• Work to be completed:
Transcribe the records that follow in their entirety, omitting any pictures.

• Stored entries:
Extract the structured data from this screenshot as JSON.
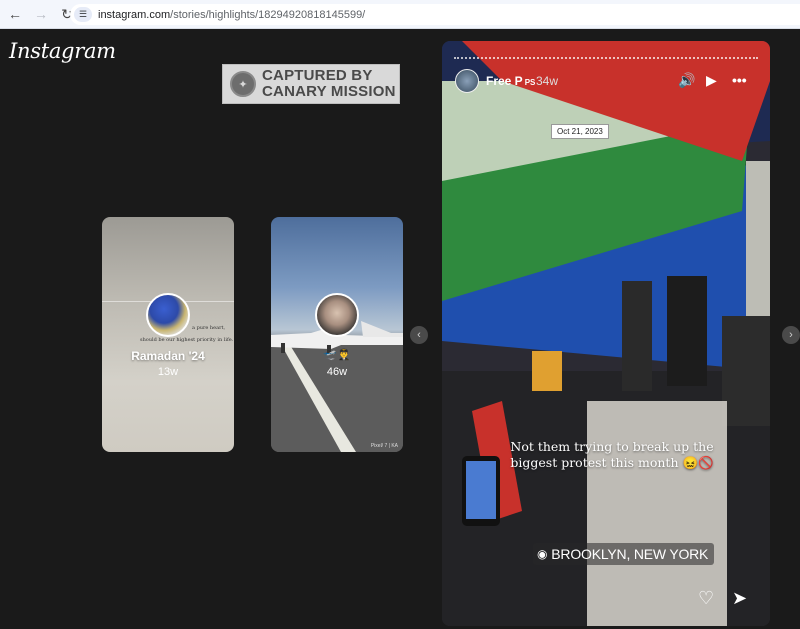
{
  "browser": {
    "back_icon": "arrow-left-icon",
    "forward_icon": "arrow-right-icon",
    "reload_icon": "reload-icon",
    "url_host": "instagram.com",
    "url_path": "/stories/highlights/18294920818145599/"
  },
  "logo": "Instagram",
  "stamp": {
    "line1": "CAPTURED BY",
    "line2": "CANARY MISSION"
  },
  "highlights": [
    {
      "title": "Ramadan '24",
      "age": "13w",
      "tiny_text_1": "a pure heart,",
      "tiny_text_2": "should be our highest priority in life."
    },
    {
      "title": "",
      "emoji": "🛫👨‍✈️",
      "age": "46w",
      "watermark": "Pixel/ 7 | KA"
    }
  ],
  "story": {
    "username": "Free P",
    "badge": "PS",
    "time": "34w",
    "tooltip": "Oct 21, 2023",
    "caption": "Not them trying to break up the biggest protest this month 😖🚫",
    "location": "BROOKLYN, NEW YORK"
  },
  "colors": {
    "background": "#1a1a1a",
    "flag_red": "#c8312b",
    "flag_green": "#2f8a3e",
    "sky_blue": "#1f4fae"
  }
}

• Task response:
Extract the structured data from this screenshot as JSON.
{
  "browser": {
    "back_icon": "arrow-left-icon",
    "forward_icon": "arrow-right-icon",
    "reload_icon": "reload-icon",
    "url_host": "instagram.com",
    "url_path": "/stories/highlights/18294920818145599/"
  },
  "logo": "Instagram",
  "stamp": {
    "line1": "CAPTURED BY",
    "line2": "CANARY MISSION"
  },
  "highlights": [
    {
      "title": "Ramadan '24",
      "age": "13w",
      "tiny_text_1": "a pure heart,",
      "tiny_text_2": "should be our highest priority in life."
    },
    {
      "title": "",
      "emoji": "🛫👨‍✈️",
      "age": "46w",
      "watermark": "Pixel/ 7 | KA"
    }
  ],
  "story": {
    "username": "Free P",
    "badge": "PS",
    "time": "34w",
    "tooltip": "Oct 21, 2023",
    "caption": "Not them trying to break up the biggest protest this month 😖🚫",
    "location": "BROOKLYN, NEW YORK"
  },
  "colors": {
    "background": "#1a1a1a",
    "flag_red": "#c8312b",
    "flag_green": "#2f8a3e",
    "sky_blue": "#1f4fae"
  }
}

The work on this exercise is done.